Every line holding the word "title" should be copied from the material.
#####
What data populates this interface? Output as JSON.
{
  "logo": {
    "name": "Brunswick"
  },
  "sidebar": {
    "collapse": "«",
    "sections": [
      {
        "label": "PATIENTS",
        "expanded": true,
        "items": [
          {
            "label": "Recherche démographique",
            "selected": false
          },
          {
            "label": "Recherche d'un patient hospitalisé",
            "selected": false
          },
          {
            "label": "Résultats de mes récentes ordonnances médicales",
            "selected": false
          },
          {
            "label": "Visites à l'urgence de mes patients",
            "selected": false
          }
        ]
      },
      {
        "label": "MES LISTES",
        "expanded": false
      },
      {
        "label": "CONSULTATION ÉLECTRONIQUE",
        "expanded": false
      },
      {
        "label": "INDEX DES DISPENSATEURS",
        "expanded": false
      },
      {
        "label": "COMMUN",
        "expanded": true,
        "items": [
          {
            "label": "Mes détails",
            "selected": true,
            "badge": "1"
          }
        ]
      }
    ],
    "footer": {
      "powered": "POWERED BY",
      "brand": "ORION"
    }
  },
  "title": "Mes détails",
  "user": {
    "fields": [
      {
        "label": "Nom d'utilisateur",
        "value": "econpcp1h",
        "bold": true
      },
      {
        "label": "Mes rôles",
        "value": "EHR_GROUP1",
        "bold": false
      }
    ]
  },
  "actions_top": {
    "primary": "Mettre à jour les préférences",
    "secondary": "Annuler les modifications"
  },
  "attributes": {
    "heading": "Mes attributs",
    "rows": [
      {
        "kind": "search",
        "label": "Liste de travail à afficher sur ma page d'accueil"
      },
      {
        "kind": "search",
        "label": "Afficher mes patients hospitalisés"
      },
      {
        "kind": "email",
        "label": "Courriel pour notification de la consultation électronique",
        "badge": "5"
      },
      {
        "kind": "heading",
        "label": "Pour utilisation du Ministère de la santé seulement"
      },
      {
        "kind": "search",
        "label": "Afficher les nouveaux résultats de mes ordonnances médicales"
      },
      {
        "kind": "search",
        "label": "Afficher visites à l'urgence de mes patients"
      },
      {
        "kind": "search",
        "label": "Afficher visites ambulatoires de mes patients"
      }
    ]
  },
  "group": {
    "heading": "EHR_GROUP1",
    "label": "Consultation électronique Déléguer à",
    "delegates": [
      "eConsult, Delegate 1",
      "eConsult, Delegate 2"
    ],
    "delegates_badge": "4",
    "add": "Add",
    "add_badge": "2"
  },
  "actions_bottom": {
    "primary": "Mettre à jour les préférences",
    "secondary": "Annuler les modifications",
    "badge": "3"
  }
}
#####
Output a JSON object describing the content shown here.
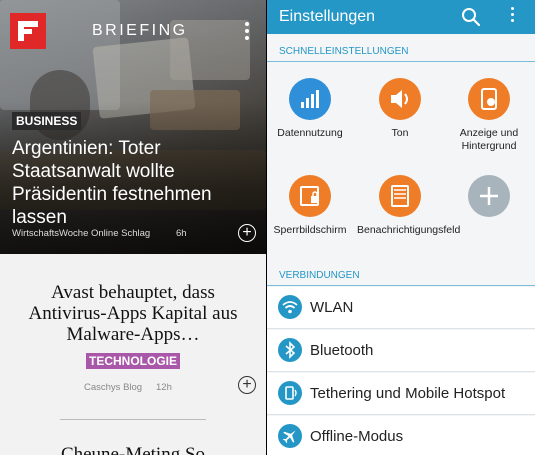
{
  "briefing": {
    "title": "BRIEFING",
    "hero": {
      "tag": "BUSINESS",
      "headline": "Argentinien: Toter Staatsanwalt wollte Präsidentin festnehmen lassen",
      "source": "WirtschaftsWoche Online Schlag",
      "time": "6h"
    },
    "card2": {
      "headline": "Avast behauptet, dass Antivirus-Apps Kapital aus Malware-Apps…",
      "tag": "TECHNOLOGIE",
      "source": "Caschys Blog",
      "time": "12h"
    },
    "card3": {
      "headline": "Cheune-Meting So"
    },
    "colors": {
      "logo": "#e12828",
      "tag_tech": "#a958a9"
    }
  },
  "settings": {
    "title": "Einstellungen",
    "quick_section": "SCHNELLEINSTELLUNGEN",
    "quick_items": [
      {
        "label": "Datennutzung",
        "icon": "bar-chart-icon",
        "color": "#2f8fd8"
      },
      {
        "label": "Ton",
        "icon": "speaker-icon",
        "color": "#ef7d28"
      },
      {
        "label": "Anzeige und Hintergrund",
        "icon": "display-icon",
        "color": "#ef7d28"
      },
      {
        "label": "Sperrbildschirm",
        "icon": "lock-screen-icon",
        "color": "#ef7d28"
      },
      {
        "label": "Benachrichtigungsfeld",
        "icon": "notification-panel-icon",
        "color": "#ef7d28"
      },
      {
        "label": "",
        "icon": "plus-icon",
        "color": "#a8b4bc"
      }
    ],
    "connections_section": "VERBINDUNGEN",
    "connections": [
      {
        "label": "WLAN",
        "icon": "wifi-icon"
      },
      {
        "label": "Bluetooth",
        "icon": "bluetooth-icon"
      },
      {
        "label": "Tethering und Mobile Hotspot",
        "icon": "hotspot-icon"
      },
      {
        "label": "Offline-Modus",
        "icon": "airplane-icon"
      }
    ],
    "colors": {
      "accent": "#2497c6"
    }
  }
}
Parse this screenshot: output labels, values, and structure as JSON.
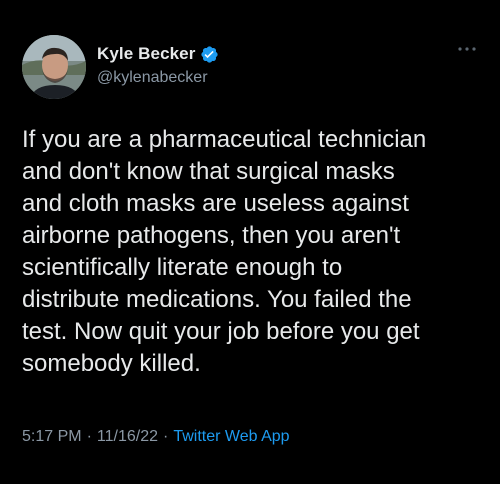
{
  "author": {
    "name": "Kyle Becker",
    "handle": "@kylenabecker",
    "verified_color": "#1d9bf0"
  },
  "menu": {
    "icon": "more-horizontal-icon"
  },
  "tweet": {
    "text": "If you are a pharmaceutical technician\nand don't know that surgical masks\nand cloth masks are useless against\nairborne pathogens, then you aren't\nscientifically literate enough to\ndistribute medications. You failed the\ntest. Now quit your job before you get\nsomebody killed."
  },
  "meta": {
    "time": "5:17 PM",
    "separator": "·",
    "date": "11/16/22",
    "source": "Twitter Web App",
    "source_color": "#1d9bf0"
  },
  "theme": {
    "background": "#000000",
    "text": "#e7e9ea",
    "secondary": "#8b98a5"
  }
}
#####
SOLVED EXERCISE:
  "title": "Mes détails",
    "title": "BRIEFING",
    "title": "Einstellungen",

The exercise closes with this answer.